TASK REQUIREMENTS
Say how many lines include the word "above", using only a number.

Records from a data source
--
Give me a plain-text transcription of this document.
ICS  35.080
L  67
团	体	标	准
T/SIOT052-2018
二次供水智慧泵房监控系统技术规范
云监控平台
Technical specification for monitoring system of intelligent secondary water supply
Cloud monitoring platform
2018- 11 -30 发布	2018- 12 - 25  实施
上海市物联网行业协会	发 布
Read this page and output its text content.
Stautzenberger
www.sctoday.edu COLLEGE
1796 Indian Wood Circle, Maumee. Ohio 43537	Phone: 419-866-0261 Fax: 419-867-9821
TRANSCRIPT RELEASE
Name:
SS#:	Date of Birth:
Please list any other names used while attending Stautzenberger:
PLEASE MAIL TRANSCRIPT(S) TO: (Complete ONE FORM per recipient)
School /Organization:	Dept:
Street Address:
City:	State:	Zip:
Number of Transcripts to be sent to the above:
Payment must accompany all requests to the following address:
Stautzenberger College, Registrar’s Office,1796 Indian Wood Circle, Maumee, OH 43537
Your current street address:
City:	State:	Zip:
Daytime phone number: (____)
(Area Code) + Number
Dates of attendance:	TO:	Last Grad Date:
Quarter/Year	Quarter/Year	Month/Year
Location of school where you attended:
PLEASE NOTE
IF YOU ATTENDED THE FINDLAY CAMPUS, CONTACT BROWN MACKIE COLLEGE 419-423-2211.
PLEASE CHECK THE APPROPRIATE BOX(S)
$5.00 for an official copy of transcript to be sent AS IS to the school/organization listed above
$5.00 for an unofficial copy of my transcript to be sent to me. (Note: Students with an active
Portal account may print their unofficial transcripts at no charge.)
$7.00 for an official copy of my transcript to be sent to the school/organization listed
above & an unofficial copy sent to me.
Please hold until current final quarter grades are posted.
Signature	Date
--
RESULT OF THIS EXERCISE
3